== Records supplied ==
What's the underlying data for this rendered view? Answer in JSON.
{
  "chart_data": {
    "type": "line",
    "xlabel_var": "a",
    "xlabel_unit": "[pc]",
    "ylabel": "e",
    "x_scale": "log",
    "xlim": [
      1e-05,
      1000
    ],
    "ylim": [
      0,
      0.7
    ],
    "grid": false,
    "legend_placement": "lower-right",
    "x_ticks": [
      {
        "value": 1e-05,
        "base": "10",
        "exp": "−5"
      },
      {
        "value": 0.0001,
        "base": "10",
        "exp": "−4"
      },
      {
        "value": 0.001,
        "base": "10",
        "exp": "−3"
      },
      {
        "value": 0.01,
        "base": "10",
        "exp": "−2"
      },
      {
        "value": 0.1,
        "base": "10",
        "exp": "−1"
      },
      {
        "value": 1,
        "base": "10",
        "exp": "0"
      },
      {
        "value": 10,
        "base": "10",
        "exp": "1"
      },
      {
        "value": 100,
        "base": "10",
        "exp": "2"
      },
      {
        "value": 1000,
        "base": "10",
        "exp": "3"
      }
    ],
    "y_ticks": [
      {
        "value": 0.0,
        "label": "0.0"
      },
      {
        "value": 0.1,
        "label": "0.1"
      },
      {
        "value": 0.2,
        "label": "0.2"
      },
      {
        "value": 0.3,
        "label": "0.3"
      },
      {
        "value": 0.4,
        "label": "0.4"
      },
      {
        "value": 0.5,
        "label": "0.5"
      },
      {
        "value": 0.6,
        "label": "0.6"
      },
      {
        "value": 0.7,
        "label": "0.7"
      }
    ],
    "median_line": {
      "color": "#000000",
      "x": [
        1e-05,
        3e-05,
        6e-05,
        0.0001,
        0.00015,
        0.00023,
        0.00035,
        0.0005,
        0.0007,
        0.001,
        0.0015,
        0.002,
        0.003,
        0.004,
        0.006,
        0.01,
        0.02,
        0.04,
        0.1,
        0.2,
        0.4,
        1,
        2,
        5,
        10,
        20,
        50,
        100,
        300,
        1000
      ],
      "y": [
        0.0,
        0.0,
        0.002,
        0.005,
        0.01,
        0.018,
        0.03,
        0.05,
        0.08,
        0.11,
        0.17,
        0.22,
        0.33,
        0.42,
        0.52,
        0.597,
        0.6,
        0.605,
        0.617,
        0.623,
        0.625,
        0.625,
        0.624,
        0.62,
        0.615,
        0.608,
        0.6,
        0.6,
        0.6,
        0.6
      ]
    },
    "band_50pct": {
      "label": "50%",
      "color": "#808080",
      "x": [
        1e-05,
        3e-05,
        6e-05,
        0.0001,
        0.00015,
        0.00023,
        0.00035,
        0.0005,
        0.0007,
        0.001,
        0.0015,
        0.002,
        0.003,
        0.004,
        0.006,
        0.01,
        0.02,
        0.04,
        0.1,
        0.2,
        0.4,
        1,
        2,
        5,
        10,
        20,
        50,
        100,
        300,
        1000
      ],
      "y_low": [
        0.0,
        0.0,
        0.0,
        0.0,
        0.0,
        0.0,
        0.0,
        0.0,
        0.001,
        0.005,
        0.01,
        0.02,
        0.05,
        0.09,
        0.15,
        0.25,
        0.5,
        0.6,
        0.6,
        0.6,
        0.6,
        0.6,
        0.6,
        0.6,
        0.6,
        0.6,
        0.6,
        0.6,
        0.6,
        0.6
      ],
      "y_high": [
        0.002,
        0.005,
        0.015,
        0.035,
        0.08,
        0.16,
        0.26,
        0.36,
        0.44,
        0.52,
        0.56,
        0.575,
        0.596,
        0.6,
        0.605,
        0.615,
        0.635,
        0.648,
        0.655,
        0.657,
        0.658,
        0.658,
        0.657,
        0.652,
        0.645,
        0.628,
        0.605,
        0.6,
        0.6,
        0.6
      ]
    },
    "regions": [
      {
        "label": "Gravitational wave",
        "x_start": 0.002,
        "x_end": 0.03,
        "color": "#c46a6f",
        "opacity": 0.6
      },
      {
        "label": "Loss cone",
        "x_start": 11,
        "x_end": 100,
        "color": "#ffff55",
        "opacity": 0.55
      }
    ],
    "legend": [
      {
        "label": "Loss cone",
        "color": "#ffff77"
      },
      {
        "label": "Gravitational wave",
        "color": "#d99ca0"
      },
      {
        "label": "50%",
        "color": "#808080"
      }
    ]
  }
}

== Work to do ==
Give the data again, exactly as it stands.

== Full response ==
What's the underlying data for this rendered view? Answer in JSON.
{
  "chart_data": {
    "type": "line",
    "xlabel_var": "a",
    "xlabel_unit": "[pc]",
    "ylabel": "e",
    "x_scale": "log",
    "xlim": [
      1e-05,
      1000
    ],
    "ylim": [
      0,
      0.7
    ],
    "grid": false,
    "legend_placement": "lower-right",
    "x_ticks": [
      {
        "value": 1e-05,
        "base": "10",
        "exp": "−5"
      },
      {
        "value": 0.0001,
        "base": "10",
        "exp": "−4"
      },
      {
        "value": 0.001,
        "base": "10",
        "exp": "−3"
      },
      {
        "value": 0.01,
        "base": "10",
        "exp": "−2"
      },
      {
        "value": 0.1,
        "base": "10",
        "exp": "−1"
      },
      {
        "value": 1,
        "base": "10",
        "exp": "0"
      },
      {
        "value": 10,
        "base": "10",
        "exp": "1"
      },
      {
        "value": 100,
        "base": "10",
        "exp": "2"
      },
      {
        "value": 1000,
        "base": "10",
        "exp": "3"
      }
    ],
    "y_ticks": [
      {
        "value": 0.0,
        "label": "0.0"
      },
      {
        "value": 0.1,
        "label": "0.1"
      },
      {
        "value": 0.2,
        "label": "0.2"
      },
      {
        "value": 0.3,
        "label": "0.3"
      },
      {
        "value": 0.4,
        "label": "0.4"
      },
      {
        "value": 0.5,
        "label": "0.5"
      },
      {
        "value": 0.6,
        "label": "0.6"
      },
      {
        "value": 0.7,
        "label": "0.7"
      }
    ],
    "median_line": {
      "color": "#000000",
      "x": [
        1e-05,
        3e-05,
        6e-05,
        0.0001,
        0.00015,
        0.00023,
        0.00035,
        0.0005,
        0.0007,
        0.001,
        0.0015,
        0.002,
        0.003,
        0.004,
        0.006,
        0.01,
        0.02,
        0.04,
        0.1,
        0.2,
        0.4,
        1,
        2,
        5,
        10,
        20,
        50,
        100,
        300,
        1000
      ],
      "y": [
        0.0,
        0.0,
        0.002,
        0.005,
        0.01,
        0.018,
        0.03,
        0.05,
        0.08,
        0.11,
        0.17,
        0.22,
        0.33,
        0.42,
        0.52,
        0.597,
        0.6,
        0.605,
        0.617,
        0.623,
        0.625,
        0.625,
        0.624,
        0.62,
        0.615,
        0.608,
        0.6,
        0.6,
        0.6,
        0.6
      ]
    },
    "band_50pct": {
      "label": "50%",
      "color": "#808080",
      "x": [
        1e-05,
        3e-05,
        6e-05,
        0.0001,
        0.00015,
        0.00023,
        0.00035,
        0.0005,
        0.0007,
        0.001,
        0.0015,
        0.002,
        0.003,
        0.004,
        0.006,
        0.01,
        0.02,
        0.04,
        0.1,
        0.2,
        0.4,
        1,
        2,
        5,
        10,
        20,
        50,
        100,
        300,
        1000
      ],
      "y_low": [
        0.0,
        0.0,
        0.0,
        0.0,
        0.0,
        0.0,
        0.0,
        0.0,
        0.001,
        0.005,
        0.01,
        0.02,
        0.05,
        0.09,
        0.15,
        0.25,
        0.5,
        0.6,
        0.6,
        0.6,
        0.6,
        0.6,
        0.6,
        0.6,
        0.6,
        0.6,
        0.6,
        0.6,
        0.6,
        0.6
      ],
      "y_high": [
        0.002,
        0.005,
        0.015,
        0.035,
        0.08,
        0.16,
        0.26,
        0.36,
        0.44,
        0.52,
        0.56,
        0.575,
        0.596,
        0.6,
        0.605,
        0.615,
        0.635,
        0.648,
        0.655,
        0.657,
        0.658,
        0.658,
        0.657,
        0.652,
        0.645,
        0.628,
        0.605,
        0.6,
        0.6,
        0.6
      ]
    },
    "regions": [
      {
        "label": "Gravitational wave",
        "x_start": 0.002,
        "x_end": 0.03,
        "color": "#c46a6f",
        "opacity": 0.6
      },
      {
        "label": "Loss cone",
        "x_start": 11,
        "x_end": 100,
        "color": "#ffff55",
        "opacity": 0.55
      }
    ],
    "legend": [
      {
        "label": "Loss cone",
        "color": "#ffff77"
      },
      {
        "label": "Gravitational wave",
        "color": "#d99ca0"
      },
      {
        "label": "50%",
        "color": "#808080"
      }
    ]
  }
}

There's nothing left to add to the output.